Input rows:
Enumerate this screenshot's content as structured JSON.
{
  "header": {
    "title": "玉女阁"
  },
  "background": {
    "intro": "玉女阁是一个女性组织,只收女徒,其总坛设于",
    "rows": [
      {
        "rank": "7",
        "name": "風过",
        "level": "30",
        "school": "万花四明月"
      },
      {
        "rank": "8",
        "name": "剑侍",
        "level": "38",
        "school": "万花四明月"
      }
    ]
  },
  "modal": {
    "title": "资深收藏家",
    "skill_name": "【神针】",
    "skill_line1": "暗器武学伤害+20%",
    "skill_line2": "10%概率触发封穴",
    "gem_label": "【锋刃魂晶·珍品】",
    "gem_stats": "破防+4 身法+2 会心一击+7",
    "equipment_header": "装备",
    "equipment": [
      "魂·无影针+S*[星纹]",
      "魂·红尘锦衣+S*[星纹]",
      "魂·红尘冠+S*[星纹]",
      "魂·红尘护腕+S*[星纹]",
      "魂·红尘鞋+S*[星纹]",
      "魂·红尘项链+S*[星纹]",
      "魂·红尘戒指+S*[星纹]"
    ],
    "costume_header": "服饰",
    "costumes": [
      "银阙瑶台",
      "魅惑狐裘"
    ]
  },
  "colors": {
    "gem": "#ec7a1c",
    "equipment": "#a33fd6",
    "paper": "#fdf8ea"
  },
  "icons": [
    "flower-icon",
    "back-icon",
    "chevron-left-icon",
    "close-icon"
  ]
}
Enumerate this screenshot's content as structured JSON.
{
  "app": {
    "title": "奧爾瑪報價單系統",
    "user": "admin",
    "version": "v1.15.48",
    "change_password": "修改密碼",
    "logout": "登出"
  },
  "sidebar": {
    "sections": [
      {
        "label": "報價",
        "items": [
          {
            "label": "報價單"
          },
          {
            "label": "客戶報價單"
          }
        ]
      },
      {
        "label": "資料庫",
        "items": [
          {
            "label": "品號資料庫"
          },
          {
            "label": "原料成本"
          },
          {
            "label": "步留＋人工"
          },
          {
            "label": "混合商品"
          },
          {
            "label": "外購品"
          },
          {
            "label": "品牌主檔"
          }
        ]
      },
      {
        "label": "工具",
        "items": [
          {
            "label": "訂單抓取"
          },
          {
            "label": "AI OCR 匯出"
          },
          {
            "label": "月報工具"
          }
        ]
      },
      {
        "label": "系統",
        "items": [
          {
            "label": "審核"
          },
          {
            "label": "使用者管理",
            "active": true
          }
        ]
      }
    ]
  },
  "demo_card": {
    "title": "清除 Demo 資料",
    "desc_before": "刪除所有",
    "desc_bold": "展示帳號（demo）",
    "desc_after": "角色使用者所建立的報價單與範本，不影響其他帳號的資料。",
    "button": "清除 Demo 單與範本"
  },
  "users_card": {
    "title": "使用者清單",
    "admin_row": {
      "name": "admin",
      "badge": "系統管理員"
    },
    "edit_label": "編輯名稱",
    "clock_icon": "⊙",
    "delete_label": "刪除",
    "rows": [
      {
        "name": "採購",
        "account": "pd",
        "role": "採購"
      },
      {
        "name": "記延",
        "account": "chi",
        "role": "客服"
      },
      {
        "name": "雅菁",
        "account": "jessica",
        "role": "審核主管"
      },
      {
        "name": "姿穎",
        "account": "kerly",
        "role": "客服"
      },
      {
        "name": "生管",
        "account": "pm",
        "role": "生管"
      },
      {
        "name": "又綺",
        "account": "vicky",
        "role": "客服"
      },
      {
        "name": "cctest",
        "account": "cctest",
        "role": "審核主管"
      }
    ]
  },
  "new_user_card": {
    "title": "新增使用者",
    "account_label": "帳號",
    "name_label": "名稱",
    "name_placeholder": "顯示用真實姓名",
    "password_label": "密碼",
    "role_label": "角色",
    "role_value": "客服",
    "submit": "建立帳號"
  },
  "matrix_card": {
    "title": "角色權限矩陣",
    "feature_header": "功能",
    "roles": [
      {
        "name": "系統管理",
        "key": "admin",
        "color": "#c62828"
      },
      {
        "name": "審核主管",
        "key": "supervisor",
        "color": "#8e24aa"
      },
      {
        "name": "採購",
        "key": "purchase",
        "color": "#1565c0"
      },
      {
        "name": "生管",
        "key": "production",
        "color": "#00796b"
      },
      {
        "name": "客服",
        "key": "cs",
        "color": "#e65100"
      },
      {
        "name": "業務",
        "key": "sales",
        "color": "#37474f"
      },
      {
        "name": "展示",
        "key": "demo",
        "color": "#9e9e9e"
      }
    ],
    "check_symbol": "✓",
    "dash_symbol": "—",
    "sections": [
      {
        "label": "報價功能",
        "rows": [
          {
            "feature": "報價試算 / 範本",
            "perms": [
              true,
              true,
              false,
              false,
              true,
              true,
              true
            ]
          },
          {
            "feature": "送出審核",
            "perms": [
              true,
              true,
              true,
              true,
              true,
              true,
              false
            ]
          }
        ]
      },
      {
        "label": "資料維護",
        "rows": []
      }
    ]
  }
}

Goal: Repeat the listing exactly, from its first line to its last.

Result below:
Enumerate this screenshot's content as structured JSON.
{
  "header": {
    "title": "玉女阁"
  },
  "background": {
    "intro": "玉女阁是一个女性组织,只收女徒,其总坛设于",
    "rows": [
      {
        "rank": "7",
        "name": "風过",
        "level": "30",
        "school": "万花四明月"
      },
      {
        "rank": "8",
        "name": "剑侍",
        "level": "38",
        "school": "万花四明月"
      }
    ]
  },
  "modal": {
    "title": "资深收藏家",
    "skill_name": "【神针】",
    "skill_line1": "暗器武学伤害+20%",
    "skill_line2": "10%概率触发封穴",
    "gem_label": "【锋刃魂晶·珍品】",
    "gem_stats": "破防+4 身法+2 会心一击+7",
    "equipment_header": "装备",
    "equipment": [
      "魂·无影针+S*[星纹]",
      "魂·红尘锦衣+S*[星纹]",
      "魂·红尘冠+S*[星纹]",
      "魂·红尘护腕+S*[星纹]",
      "魂·红尘鞋+S*[星纹]",
      "魂·红尘项链+S*[星纹]",
      "魂·红尘戒指+S*[星纹]"
    ],
    "costume_header": "服饰",
    "costumes": [
      "银阙瑶台",
      "魅惑狐裘"
    ]
  },
  "colors": {
    "gem": "#ec7a1c",
    "equipment": "#a33fd6",
    "paper": "#fdf8ea"
  },
  "icons": [
    "flower-icon",
    "back-icon",
    "chevron-left-icon",
    "close-icon"
  ]
}
Enumerate this screenshot's content as structured JSON.
{
  "app": {
    "title": "奧爾瑪報價單系統",
    "user": "admin",
    "version": "v1.15.48",
    "change_password": "修改密碼",
    "logout": "登出"
  },
  "sidebar": {
    "sections": [
      {
        "label": "報價",
        "items": [
          {
            "label": "報價單"
          },
          {
            "label": "客戶報價單"
          }
        ]
      },
      {
        "label": "資料庫",
        "items": [
          {
            "label": "品號資料庫"
          },
          {
            "label": "原料成本"
          },
          {
            "label": "步留＋人工"
          },
          {
            "label": "混合商品"
          },
          {
            "label": "外購品"
          },
          {
            "label": "品牌主檔"
          }
        ]
      },
      {
        "label": "工具",
        "items": [
          {
            "label": "訂單抓取"
          },
          {
            "label": "AI OCR 匯出"
          },
          {
            "label": "月報工具"
          }
        ]
      },
      {
        "label": "系統",
        "items": [
          {
            "label": "審核"
          },
          {
            "label": "使用者管理",
            "active": true
          }
        ]
      }
    ]
  },
  "demo_card": {
    "title": "清除 Demo 資料",
    "desc_before": "刪除所有",
    "desc_bold": "展示帳號（demo）",
    "desc_after": "角色使用者所建立的報價單與範本，不影響其他帳號的資料。",
    "button": "清除 Demo 單與範本"
  },
  "users_card": {
    "title": "使用者清單",
    "admin_row": {
      "name": "admin",
      "badge": "系統管理員"
    },
    "edit_label": "編輯名稱",
    "clock_icon": "⊙",
    "delete_label": "刪除",
    "rows": [
      {
        "name": "採購",
        "account": "pd",
        "role": "採購"
      },
      {
        "name": "記延",
        "account": "chi",
        "role": "客服"
      },
      {
        "name": "雅菁",
        "account": "jessica",
        "role": "審核主管"
      },
      {
        "name": "姿穎",
        "account": "kerly",
        "role": "客服"
      },
      {
        "name": "生管",
        "account": "pm",
        "role": "生管"
      },
      {
        "name": "又綺",
        "account": "vicky",
        "role": "客服"
      },
      {
        "name": "cctest",
        "account": "cctest",
        "role": "審核主管"
      }
    ]
  },
  "new_user_card": {
    "title": "新增使用者",
    "account_label": "帳號",
    "name_label": "名稱",
    "name_placeholder": "顯示用真實姓名",
    "password_label": "密碼",
    "role_label": "角色",
    "role_value": "客服",
    "submit": "建立帳號"
  },
  "matrix_card": {
    "title": "角色權限矩陣",
    "feature_header": "功能",
    "roles": [
      {
        "name": "系統管理",
        "key": "admin",
        "color": "#c62828"
      },
      {
        "name": "審核主管",
        "key": "supervisor",
        "color": "#8e24aa"
      },
      {
        "name": "採購",
        "key": "purchase",
        "color": "#1565c0"
      },
      {
        "name": "生管",
        "key": "production",
        "color": "#00796b"
      },
      {
        "name": "客服",
        "key": "cs",
        "color": "#e65100"
      },
      {
        "name": "業務",
        "key": "sales",
        "color": "#37474f"
      },
      {
        "name": "展示",
        "key": "demo",
        "color": "#9e9e9e"
      }
    ],
    "check_symbol": "✓",
    "dash_symbol": "—",
    "sections": [
      {
        "label": "報價功能",
        "rows": [
          {
            "feature": "報價試算 / 範本",
            "perms": [
              true,
              true,
              false,
              false,
              true,
              true,
              true
            ]
          },
          {
            "feature": "送出審核",
            "perms": [
              true,
              true,
              true,
              true,
              true,
              true,
              false
            ]
          }
        ]
      },
      {
        "label": "資料維護",
        "rows": []
      }
    ]
  }
}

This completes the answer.